- Data supplied
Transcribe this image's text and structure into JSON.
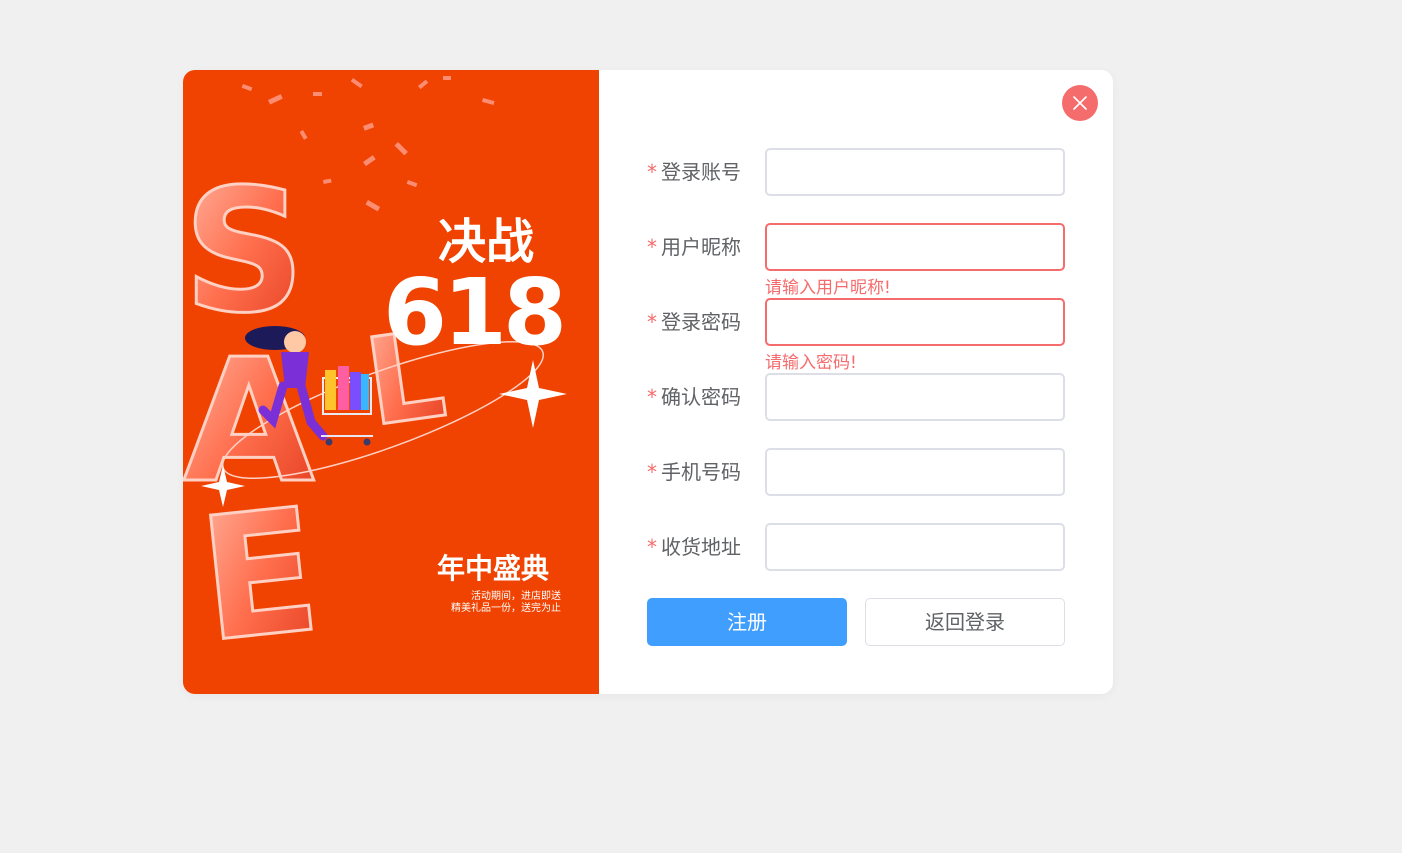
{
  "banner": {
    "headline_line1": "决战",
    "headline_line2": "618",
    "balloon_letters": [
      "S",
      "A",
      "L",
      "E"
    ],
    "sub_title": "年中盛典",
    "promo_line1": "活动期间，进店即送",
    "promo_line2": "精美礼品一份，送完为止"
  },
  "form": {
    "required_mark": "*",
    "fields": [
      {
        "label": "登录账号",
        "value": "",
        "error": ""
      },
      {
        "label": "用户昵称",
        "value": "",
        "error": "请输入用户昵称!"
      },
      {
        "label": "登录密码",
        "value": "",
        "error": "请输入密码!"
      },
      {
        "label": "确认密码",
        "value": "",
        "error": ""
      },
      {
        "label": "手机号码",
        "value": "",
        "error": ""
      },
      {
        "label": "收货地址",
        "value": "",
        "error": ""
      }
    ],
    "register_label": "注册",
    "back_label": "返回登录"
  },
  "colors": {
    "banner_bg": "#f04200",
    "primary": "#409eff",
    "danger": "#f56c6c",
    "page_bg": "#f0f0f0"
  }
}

- Written exercise
Write out the entries above word for word. Do not include the pictures.

- The output
Transcribe this image's text and structure into JSON.
{
  "banner": {
    "headline_line1": "决战",
    "headline_line2": "618",
    "balloon_letters": [
      "S",
      "A",
      "L",
      "E"
    ],
    "sub_title": "年中盛典",
    "promo_line1": "活动期间，进店即送",
    "promo_line2": "精美礼品一份，送完为止"
  },
  "form": {
    "required_mark": "*",
    "fields": [
      {
        "label": "登录账号",
        "value": "",
        "error": ""
      },
      {
        "label": "用户昵称",
        "value": "",
        "error": "请输入用户昵称!"
      },
      {
        "label": "登录密码",
        "value": "",
        "error": "请输入密码!"
      },
      {
        "label": "确认密码",
        "value": "",
        "error": ""
      },
      {
        "label": "手机号码",
        "value": "",
        "error": ""
      },
      {
        "label": "收货地址",
        "value": "",
        "error": ""
      }
    ],
    "register_label": "注册",
    "back_label": "返回登录"
  },
  "colors": {
    "banner_bg": "#f04200",
    "primary": "#409eff",
    "danger": "#f56c6c",
    "page_bg": "#f0f0f0"
  }
}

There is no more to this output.